Repeat every line below exactly, word for word.

__________________________________________________

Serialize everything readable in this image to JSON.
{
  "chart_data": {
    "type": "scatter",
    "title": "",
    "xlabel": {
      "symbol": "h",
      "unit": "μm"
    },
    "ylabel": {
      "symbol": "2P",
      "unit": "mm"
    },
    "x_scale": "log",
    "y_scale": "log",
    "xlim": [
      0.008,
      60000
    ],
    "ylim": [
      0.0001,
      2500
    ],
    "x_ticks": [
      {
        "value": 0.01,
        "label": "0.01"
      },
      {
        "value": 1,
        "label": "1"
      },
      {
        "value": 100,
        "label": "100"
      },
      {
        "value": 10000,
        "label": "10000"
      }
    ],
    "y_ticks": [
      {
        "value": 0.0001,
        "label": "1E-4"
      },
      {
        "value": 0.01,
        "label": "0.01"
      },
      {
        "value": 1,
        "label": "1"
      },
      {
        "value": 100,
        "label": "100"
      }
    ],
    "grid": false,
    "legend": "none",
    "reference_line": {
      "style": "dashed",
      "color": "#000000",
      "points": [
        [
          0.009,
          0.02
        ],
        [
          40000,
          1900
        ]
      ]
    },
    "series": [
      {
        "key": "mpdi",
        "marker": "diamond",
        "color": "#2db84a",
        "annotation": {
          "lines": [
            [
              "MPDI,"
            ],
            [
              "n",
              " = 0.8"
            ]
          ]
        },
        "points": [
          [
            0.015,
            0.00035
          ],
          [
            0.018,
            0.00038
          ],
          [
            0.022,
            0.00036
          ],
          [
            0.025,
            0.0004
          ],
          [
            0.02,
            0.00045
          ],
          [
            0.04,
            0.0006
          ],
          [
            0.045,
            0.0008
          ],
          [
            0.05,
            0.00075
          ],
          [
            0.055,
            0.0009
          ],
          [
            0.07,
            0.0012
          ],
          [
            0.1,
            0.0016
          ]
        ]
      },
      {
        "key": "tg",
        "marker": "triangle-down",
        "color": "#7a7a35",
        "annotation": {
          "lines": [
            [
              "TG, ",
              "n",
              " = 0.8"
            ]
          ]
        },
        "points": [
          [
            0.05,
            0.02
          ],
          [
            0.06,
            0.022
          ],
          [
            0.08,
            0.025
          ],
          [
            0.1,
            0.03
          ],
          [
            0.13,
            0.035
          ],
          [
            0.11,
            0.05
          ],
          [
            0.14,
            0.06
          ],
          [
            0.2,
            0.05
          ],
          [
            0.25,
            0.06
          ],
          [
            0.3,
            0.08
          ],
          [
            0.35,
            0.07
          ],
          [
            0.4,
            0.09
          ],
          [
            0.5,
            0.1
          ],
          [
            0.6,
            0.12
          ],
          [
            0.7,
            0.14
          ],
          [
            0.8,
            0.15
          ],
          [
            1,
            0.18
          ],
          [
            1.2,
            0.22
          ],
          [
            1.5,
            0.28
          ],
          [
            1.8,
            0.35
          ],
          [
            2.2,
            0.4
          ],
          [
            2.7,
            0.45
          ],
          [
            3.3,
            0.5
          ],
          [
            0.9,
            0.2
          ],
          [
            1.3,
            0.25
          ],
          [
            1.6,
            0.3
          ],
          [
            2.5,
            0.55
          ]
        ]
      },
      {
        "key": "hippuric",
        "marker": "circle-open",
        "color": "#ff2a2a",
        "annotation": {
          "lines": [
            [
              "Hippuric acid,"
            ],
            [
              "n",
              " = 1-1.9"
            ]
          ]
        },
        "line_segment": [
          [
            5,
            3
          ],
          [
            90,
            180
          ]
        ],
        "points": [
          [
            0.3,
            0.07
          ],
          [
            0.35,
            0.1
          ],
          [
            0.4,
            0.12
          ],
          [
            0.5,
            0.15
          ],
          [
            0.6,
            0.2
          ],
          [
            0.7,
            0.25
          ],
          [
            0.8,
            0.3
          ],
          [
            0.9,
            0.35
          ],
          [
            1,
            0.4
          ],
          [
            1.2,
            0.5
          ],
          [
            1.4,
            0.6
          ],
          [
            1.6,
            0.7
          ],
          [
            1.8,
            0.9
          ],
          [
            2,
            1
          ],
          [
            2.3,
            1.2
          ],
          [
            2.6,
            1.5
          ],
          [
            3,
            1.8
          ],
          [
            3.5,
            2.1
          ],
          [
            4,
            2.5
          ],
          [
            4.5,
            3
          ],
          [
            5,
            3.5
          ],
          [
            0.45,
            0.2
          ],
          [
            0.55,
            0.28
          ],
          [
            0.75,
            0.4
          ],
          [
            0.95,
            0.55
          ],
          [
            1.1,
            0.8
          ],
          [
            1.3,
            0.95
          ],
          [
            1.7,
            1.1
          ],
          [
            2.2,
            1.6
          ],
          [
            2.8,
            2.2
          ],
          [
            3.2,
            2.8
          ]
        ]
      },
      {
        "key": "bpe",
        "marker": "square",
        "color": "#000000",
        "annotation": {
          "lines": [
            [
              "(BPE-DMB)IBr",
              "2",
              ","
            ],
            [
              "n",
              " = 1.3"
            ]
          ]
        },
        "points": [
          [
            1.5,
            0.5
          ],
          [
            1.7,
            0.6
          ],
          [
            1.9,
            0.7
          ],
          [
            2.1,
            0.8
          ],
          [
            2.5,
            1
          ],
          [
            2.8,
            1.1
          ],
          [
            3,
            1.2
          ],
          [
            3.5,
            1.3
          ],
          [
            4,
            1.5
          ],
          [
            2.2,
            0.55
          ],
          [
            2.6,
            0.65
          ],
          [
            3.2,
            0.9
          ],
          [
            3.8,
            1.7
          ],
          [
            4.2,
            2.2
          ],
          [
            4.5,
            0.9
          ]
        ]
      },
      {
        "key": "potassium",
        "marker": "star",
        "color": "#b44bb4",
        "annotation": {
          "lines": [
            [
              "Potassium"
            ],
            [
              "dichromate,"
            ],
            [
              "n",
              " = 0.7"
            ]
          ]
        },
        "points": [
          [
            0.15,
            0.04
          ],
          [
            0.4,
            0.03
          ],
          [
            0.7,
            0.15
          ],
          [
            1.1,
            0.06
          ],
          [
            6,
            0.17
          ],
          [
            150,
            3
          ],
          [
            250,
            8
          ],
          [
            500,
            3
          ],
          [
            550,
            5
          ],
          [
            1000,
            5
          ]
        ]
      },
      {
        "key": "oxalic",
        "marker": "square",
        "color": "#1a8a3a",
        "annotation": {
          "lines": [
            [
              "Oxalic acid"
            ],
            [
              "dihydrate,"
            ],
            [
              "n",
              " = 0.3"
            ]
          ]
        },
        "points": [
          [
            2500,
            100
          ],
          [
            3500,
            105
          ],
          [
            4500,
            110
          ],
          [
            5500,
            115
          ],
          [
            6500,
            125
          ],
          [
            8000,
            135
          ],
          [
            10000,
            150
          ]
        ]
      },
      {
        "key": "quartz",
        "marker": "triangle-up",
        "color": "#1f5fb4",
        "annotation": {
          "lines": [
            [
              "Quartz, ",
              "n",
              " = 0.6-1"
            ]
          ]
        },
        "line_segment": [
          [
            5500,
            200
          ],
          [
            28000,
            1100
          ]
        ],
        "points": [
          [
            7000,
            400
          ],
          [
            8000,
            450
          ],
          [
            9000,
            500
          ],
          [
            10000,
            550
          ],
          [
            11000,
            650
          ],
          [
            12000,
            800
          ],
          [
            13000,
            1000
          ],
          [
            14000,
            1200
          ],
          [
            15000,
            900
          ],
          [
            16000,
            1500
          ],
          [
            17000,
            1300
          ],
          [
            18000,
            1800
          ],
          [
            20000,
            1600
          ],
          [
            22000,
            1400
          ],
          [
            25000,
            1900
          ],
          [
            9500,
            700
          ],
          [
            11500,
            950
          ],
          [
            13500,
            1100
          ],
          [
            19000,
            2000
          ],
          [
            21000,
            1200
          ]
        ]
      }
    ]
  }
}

__________________________________________________

_Finished task_.
Serialize everything readable in this image to JSON.
{
  "chart_data": {
    "type": "scatter",
    "title": "",
    "xlabel": {
      "symbol": "h",
      "unit": "μm"
    },
    "ylabel": {
      "symbol": "2P",
      "unit": "mm"
    },
    "x_scale": "log",
    "y_scale": "log",
    "xlim": [
      0.008,
      60000
    ],
    "ylim": [
      0.0001,
      2500
    ],
    "x_ticks": [
      {
        "value": 0.01,
        "label": "0.01"
      },
      {
        "value": 1,
        "label": "1"
      },
      {
        "value": 100,
        "label": "100"
      },
      {
        "value": 10000,
        "label": "10000"
      }
    ],
    "y_ticks": [
      {
        "value": 0.0001,
        "label": "1E-4"
      },
      {
        "value": 0.01,
        "label": "0.01"
      },
      {
        "value": 1,
        "label": "1"
      },
      {
        "value": 100,
        "label": "100"
      }
    ],
    "grid": false,
    "legend": "none",
    "reference_line": {
      "style": "dashed",
      "color": "#000000",
      "points": [
        [
          0.009,
          0.02
        ],
        [
          40000,
          1900
        ]
      ]
    },
    "series": [
      {
        "key": "mpdi",
        "marker": "diamond",
        "color": "#2db84a",
        "annotation": {
          "lines": [
            [
              "MPDI,"
            ],
            [
              "n",
              " = 0.8"
            ]
          ]
        },
        "points": [
          [
            0.015,
            0.00035
          ],
          [
            0.018,
            0.00038
          ],
          [
            0.022,
            0.00036
          ],
          [
            0.025,
            0.0004
          ],
          [
            0.02,
            0.00045
          ],
          [
            0.04,
            0.0006
          ],
          [
            0.045,
            0.0008
          ],
          [
            0.05,
            0.00075
          ],
          [
            0.055,
            0.0009
          ],
          [
            0.07,
            0.0012
          ],
          [
            0.1,
            0.0016
          ]
        ]
      },
      {
        "key": "tg",
        "marker": "triangle-down",
        "color": "#7a7a35",
        "annotation": {
          "lines": [
            [
              "TG, ",
              "n",
              " = 0.8"
            ]
          ]
        },
        "points": [
          [
            0.05,
            0.02
          ],
          [
            0.06,
            0.022
          ],
          [
            0.08,
            0.025
          ],
          [
            0.1,
            0.03
          ],
          [
            0.13,
            0.035
          ],
          [
            0.11,
            0.05
          ],
          [
            0.14,
            0.06
          ],
          [
            0.2,
            0.05
          ],
          [
            0.25,
            0.06
          ],
          [
            0.3,
            0.08
          ],
          [
            0.35,
            0.07
          ],
          [
            0.4,
            0.09
          ],
          [
            0.5,
            0.1
          ],
          [
            0.6,
            0.12
          ],
          [
            0.7,
            0.14
          ],
          [
            0.8,
            0.15
          ],
          [
            1,
            0.18
          ],
          [
            1.2,
            0.22
          ],
          [
            1.5,
            0.28
          ],
          [
            1.8,
            0.35
          ],
          [
            2.2,
            0.4
          ],
          [
            2.7,
            0.45
          ],
          [
            3.3,
            0.5
          ],
          [
            0.9,
            0.2
          ],
          [
            1.3,
            0.25
          ],
          [
            1.6,
            0.3
          ],
          [
            2.5,
            0.55
          ]
        ]
      },
      {
        "key": "hippuric",
        "marker": "circle-open",
        "color": "#ff2a2a",
        "annotation": {
          "lines": [
            [
              "Hippuric acid,"
            ],
            [
              "n",
              " = 1-1.9"
            ]
          ]
        },
        "line_segment": [
          [
            5,
            3
          ],
          [
            90,
            180
          ]
        ],
        "points": [
          [
            0.3,
            0.07
          ],
          [
            0.35,
            0.1
          ],
          [
            0.4,
            0.12
          ],
          [
            0.5,
            0.15
          ],
          [
            0.6,
            0.2
          ],
          [
            0.7,
            0.25
          ],
          [
            0.8,
            0.3
          ],
          [
            0.9,
            0.35
          ],
          [
            1,
            0.4
          ],
          [
            1.2,
            0.5
          ],
          [
            1.4,
            0.6
          ],
          [
            1.6,
            0.7
          ],
          [
            1.8,
            0.9
          ],
          [
            2,
            1
          ],
          [
            2.3,
            1.2
          ],
          [
            2.6,
            1.5
          ],
          [
            3,
            1.8
          ],
          [
            3.5,
            2.1
          ],
          [
            4,
            2.5
          ],
          [
            4.5,
            3
          ],
          [
            5,
            3.5
          ],
          [
            0.45,
            0.2
          ],
          [
            0.55,
            0.28
          ],
          [
            0.75,
            0.4
          ],
          [
            0.95,
            0.55
          ],
          [
            1.1,
            0.8
          ],
          [
            1.3,
            0.95
          ],
          [
            1.7,
            1.1
          ],
          [
            2.2,
            1.6
          ],
          [
            2.8,
            2.2
          ],
          [
            3.2,
            2.8
          ]
        ]
      },
      {
        "key": "bpe",
        "marker": "square",
        "color": "#000000",
        "annotation": {
          "lines": [
            [
              "(BPE-DMB)IBr",
              "2",
              ","
            ],
            [
              "n",
              " = 1.3"
            ]
          ]
        },
        "points": [
          [
            1.5,
            0.5
          ],
          [
            1.7,
            0.6
          ],
          [
            1.9,
            0.7
          ],
          [
            2.1,
            0.8
          ],
          [
            2.5,
            1
          ],
          [
            2.8,
            1.1
          ],
          [
            3,
            1.2
          ],
          [
            3.5,
            1.3
          ],
          [
            4,
            1.5
          ],
          [
            2.2,
            0.55
          ],
          [
            2.6,
            0.65
          ],
          [
            3.2,
            0.9
          ],
          [
            3.8,
            1.7
          ],
          [
            4.2,
            2.2
          ],
          [
            4.5,
            0.9
          ]
        ]
      },
      {
        "key": "potassium",
        "marker": "star",
        "color": "#b44bb4",
        "annotation": {
          "lines": [
            [
              "Potassium"
            ],
            [
              "dichromate,"
            ],
            [
              "n",
              " = 0.7"
            ]
          ]
        },
        "points": [
          [
            0.15,
            0.04
          ],
          [
            0.4,
            0.03
          ],
          [
            0.7,
            0.15
          ],
          [
            1.1,
            0.06
          ],
          [
            6,
            0.17
          ],
          [
            150,
            3
          ],
          [
            250,
            8
          ],
          [
            500,
            3
          ],
          [
            550,
            5
          ],
          [
            1000,
            5
          ]
        ]
      },
      {
        "key": "oxalic",
        "marker": "square",
        "color": "#1a8a3a",
        "annotation": {
          "lines": [
            [
              "Oxalic acid"
            ],
            [
              "dihydrate,"
            ],
            [
              "n",
              " = 0.3"
            ]
          ]
        },
        "points": [
          [
            2500,
            100
          ],
          [
            3500,
            105
          ],
          [
            4500,
            110
          ],
          [
            5500,
            115
          ],
          [
            6500,
            125
          ],
          [
            8000,
            135
          ],
          [
            10000,
            150
          ]
        ]
      },
      {
        "key": "quartz",
        "marker": "triangle-up",
        "color": "#1f5fb4",
        "annotation": {
          "lines": [
            [
              "Quartz, ",
              "n",
              " = 0.6-1"
            ]
          ]
        },
        "line_segment": [
          [
            5500,
            200
          ],
          [
            28000,
            1100
          ]
        ],
        "points": [
          [
            7000,
            400
          ],
          [
            8000,
            450
          ],
          [
            9000,
            500
          ],
          [
            10000,
            550
          ],
          [
            11000,
            650
          ],
          [
            12000,
            800
          ],
          [
            13000,
            1000
          ],
          [
            14000,
            1200
          ],
          [
            15000,
            900
          ],
          [
            16000,
            1500
          ],
          [
            17000,
            1300
          ],
          [
            18000,
            1800
          ],
          [
            20000,
            1600
          ],
          [
            22000,
            1400
          ],
          [
            25000,
            1900
          ],
          [
            9500,
            700
          ],
          [
            11500,
            950
          ],
          [
            13500,
            1100
          ],
          [
            19000,
            2000
          ],
          [
            21000,
            1200
          ]
        ]
      }
    ]
  }
}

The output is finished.